- DIRECTIONS FOR THIS TASK -
Check the listing below line by line and report how many lines hold "المحرم", with no other words.
*** INPUT FOR THIS TASK ***
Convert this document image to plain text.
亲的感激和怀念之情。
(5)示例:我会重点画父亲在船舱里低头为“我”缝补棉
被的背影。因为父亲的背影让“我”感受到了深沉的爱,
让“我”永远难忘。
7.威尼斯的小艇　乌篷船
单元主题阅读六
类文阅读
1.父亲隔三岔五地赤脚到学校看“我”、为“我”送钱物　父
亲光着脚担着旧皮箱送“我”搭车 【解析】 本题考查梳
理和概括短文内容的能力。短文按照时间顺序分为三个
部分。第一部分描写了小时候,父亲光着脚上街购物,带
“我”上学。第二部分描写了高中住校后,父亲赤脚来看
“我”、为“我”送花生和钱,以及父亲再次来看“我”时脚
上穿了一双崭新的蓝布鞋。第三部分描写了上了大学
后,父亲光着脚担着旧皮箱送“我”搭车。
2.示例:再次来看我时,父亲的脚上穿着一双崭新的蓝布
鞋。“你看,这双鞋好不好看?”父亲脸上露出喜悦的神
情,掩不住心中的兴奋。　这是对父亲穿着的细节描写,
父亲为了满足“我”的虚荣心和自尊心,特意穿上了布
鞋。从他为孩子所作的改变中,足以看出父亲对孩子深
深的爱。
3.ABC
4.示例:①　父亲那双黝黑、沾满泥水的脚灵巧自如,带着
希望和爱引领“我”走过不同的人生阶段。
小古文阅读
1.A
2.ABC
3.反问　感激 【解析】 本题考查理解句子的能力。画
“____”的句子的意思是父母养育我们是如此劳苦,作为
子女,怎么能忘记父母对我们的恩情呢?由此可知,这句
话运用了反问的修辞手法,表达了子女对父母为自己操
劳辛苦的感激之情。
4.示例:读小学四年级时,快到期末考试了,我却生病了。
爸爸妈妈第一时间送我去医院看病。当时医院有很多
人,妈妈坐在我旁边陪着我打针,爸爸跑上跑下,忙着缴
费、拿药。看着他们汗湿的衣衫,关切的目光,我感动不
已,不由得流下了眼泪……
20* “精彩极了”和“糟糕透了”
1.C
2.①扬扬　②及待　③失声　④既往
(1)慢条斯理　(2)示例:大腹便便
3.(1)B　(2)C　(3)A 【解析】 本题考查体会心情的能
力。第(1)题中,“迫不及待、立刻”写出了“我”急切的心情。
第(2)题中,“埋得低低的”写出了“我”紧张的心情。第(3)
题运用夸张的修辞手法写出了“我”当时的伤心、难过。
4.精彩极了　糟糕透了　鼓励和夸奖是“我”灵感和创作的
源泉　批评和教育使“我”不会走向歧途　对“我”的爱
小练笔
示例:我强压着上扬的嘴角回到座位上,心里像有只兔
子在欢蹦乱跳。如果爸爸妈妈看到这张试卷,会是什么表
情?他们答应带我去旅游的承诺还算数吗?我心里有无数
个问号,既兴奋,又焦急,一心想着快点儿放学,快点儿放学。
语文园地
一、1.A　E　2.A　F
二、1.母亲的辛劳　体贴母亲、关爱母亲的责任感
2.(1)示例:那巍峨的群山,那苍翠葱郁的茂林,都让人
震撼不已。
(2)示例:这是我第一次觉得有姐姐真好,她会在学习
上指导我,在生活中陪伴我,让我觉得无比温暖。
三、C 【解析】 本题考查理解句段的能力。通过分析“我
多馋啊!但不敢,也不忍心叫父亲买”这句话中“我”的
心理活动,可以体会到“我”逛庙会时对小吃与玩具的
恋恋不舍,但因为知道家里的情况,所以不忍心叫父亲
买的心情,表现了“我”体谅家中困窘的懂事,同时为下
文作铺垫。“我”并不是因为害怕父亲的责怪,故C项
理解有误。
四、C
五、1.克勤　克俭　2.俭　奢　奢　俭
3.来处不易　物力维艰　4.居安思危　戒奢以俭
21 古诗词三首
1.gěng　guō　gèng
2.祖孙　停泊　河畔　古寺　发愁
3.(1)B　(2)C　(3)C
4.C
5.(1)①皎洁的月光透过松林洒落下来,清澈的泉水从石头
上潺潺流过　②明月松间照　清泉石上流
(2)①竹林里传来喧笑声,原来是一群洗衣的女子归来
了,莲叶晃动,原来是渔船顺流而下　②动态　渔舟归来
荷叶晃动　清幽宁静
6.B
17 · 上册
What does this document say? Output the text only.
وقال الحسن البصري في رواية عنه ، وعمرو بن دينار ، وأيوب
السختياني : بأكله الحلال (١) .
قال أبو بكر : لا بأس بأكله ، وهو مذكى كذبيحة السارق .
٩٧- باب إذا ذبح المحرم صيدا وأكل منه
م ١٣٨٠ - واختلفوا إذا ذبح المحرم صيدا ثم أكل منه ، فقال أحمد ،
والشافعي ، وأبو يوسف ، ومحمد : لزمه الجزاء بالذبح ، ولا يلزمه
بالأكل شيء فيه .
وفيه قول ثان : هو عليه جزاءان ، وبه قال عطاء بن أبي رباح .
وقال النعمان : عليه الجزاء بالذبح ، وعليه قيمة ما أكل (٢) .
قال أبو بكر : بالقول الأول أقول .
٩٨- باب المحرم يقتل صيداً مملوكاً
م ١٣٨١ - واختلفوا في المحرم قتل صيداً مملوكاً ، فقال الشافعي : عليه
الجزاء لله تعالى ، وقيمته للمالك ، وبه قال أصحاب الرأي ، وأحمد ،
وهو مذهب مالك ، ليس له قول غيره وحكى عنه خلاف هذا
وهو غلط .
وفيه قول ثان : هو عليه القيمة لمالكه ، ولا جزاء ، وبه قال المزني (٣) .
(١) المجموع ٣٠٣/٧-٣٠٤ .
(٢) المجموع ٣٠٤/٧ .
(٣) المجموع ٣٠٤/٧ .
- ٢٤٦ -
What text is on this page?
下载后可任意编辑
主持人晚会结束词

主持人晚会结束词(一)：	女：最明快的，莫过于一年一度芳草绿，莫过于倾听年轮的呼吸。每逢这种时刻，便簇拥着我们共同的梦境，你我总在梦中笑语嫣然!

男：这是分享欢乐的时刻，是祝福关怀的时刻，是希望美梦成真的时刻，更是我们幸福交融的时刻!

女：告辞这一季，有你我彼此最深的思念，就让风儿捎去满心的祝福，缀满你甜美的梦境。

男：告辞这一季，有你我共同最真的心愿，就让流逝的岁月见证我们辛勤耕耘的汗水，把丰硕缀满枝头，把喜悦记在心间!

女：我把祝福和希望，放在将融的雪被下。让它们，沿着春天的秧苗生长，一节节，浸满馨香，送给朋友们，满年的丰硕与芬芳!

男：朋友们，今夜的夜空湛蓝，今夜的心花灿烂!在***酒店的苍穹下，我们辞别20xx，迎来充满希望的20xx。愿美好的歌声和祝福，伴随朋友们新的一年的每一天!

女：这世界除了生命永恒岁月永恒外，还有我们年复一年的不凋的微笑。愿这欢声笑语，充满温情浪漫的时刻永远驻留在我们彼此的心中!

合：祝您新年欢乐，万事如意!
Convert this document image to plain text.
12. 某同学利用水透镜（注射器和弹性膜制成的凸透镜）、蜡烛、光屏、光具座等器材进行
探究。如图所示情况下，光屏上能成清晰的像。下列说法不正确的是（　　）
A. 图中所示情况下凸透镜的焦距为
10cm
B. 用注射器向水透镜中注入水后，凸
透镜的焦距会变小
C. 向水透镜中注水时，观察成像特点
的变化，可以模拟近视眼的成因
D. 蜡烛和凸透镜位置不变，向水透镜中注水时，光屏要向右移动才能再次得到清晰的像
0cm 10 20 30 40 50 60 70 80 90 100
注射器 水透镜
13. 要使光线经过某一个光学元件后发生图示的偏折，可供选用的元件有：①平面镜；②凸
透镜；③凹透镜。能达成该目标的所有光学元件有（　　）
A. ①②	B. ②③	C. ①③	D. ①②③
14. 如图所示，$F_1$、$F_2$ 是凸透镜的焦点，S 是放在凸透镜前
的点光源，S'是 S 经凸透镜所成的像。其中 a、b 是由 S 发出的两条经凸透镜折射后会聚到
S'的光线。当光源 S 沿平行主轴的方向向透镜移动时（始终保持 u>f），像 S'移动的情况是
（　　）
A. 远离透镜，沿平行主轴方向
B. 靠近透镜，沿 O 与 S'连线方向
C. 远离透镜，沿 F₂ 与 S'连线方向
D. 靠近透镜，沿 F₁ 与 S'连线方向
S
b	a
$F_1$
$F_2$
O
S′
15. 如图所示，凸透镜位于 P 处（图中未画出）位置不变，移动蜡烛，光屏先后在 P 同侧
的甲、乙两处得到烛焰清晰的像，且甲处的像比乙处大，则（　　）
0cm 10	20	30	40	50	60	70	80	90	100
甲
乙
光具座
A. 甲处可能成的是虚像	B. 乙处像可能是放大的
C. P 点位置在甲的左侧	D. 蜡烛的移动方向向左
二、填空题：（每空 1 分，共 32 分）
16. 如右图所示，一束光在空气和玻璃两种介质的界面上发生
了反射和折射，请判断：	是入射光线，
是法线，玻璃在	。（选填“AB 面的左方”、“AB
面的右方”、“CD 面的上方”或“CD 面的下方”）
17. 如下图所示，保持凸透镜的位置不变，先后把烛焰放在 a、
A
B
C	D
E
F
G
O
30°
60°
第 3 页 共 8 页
***
- FINAL RESULT -
4